• [What is being asked]: In the lines below, find how many contain the word "Text" and report that figure alone.

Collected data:
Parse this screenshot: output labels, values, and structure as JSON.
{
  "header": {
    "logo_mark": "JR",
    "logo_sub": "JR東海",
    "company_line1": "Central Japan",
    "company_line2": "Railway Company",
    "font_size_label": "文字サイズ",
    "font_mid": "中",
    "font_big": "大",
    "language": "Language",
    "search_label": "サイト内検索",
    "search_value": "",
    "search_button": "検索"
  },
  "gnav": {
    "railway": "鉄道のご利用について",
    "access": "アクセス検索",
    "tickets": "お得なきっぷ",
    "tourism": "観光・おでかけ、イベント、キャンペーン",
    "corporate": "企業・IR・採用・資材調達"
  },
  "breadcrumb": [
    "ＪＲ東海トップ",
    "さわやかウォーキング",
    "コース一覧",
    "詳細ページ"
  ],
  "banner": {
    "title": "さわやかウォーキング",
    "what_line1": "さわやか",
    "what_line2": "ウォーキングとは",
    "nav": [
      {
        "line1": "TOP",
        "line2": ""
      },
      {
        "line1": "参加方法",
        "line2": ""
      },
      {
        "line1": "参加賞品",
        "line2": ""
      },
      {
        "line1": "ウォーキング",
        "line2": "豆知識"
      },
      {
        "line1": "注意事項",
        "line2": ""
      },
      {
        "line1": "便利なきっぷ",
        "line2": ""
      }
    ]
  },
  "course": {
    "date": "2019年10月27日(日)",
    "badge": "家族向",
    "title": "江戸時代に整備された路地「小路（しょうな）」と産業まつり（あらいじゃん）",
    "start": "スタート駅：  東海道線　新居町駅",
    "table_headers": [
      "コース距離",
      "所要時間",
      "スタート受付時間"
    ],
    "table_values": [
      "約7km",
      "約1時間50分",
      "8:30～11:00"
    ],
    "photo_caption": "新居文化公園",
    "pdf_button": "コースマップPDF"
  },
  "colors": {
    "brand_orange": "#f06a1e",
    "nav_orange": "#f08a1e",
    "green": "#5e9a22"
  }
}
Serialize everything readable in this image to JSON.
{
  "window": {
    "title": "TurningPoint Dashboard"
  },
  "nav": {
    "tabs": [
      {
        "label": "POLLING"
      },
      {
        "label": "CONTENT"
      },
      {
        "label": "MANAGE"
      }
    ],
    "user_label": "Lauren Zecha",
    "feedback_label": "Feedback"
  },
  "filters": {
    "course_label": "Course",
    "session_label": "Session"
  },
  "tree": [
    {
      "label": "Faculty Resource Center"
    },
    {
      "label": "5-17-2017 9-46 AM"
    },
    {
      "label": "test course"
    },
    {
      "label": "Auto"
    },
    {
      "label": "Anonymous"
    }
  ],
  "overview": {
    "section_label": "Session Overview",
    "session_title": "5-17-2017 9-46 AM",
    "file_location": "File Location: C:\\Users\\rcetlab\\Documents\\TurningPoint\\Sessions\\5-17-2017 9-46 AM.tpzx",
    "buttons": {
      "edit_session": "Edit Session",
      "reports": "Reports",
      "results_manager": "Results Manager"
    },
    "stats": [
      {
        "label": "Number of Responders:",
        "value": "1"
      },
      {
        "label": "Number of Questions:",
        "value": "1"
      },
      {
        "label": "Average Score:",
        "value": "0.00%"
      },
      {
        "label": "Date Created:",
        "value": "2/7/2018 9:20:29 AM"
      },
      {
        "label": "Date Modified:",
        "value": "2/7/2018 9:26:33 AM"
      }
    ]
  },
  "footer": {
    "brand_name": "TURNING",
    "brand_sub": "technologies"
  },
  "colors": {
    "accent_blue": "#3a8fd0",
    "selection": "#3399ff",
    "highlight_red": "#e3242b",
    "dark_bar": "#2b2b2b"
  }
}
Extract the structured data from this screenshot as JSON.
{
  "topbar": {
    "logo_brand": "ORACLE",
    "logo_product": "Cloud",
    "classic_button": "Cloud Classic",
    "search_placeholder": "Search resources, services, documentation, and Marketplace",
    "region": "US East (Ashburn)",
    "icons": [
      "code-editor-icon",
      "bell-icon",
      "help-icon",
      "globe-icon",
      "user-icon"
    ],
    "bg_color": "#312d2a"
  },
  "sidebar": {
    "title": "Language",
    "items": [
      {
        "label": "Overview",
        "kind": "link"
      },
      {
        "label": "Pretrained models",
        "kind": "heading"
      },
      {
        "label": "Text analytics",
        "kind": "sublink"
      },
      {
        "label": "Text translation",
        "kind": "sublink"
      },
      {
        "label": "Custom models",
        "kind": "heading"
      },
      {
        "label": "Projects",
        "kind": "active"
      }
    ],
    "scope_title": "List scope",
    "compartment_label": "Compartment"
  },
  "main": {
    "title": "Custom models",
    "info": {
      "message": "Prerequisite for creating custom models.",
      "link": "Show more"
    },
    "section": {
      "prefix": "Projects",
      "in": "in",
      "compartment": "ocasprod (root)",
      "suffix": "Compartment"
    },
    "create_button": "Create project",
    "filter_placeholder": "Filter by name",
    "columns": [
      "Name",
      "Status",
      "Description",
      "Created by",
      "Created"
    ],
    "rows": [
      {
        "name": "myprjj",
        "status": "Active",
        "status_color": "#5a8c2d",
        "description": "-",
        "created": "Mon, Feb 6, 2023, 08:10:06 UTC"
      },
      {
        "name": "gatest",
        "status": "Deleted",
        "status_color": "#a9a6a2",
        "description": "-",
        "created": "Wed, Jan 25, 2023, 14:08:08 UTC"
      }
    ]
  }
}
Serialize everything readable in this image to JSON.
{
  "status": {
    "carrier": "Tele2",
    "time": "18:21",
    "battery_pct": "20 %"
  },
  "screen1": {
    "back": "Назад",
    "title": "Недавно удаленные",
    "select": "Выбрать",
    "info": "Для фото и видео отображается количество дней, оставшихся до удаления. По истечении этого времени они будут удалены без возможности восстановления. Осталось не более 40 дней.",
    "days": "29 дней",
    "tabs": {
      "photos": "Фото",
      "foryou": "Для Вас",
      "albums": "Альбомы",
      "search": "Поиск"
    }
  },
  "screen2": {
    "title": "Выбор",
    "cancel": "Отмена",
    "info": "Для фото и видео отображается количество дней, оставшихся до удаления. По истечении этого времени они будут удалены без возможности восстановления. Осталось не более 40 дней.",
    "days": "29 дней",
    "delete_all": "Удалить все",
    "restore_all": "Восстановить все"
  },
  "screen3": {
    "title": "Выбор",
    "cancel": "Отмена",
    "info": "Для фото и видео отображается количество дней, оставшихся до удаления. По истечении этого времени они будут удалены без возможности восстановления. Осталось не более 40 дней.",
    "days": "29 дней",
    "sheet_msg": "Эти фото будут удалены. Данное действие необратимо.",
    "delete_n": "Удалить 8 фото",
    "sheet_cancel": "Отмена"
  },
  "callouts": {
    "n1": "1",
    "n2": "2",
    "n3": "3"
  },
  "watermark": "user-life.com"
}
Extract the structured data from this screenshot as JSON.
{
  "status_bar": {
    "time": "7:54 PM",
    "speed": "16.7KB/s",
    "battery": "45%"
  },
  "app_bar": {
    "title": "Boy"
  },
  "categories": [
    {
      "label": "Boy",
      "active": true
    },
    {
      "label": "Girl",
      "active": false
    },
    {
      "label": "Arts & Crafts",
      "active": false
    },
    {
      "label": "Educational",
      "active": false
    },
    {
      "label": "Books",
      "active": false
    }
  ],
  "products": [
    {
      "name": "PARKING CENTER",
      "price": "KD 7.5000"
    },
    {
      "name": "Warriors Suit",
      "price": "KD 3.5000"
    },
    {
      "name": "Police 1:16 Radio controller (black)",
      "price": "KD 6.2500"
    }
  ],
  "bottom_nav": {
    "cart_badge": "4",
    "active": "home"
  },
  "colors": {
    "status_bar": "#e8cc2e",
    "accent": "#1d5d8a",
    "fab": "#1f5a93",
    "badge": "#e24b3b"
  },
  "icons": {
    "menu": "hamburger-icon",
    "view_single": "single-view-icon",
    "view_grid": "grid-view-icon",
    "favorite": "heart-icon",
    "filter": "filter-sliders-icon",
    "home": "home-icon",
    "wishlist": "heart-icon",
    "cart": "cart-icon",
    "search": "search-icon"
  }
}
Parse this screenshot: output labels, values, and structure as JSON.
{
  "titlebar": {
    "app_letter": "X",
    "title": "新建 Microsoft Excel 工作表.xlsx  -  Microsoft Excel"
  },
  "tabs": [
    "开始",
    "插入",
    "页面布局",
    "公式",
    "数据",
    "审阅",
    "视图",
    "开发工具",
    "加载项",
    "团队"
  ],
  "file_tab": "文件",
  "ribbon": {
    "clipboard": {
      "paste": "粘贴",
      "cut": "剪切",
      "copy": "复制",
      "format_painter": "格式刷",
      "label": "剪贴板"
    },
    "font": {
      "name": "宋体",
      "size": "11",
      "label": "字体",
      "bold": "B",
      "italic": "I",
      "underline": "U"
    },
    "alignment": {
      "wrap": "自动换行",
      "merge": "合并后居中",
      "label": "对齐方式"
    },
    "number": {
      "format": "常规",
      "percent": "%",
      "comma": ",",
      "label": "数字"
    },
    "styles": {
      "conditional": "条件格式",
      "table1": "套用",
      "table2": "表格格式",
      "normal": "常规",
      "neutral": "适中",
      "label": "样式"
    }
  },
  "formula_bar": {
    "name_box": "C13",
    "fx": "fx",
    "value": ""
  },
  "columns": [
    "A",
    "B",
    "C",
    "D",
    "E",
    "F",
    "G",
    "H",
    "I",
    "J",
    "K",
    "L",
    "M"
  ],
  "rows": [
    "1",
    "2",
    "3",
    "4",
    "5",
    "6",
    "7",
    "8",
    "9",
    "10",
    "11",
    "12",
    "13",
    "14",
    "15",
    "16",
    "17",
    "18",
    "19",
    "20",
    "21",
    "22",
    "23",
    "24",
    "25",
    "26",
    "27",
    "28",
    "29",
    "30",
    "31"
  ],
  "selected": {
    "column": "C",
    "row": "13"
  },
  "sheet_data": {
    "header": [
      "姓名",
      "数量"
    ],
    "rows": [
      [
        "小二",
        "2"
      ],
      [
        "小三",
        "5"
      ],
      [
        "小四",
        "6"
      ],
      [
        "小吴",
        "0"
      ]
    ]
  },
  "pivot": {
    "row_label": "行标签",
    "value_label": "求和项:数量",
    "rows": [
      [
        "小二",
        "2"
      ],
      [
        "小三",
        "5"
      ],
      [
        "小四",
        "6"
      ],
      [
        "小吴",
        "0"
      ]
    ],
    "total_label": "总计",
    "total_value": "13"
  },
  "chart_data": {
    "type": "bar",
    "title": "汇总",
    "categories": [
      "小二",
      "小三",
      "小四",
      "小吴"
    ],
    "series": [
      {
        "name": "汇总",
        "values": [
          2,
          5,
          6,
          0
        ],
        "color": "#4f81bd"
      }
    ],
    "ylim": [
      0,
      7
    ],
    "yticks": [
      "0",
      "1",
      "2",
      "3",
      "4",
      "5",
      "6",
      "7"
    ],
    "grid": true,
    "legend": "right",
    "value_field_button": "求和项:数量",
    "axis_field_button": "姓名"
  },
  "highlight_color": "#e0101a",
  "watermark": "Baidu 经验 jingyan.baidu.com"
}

• [Task result]: 2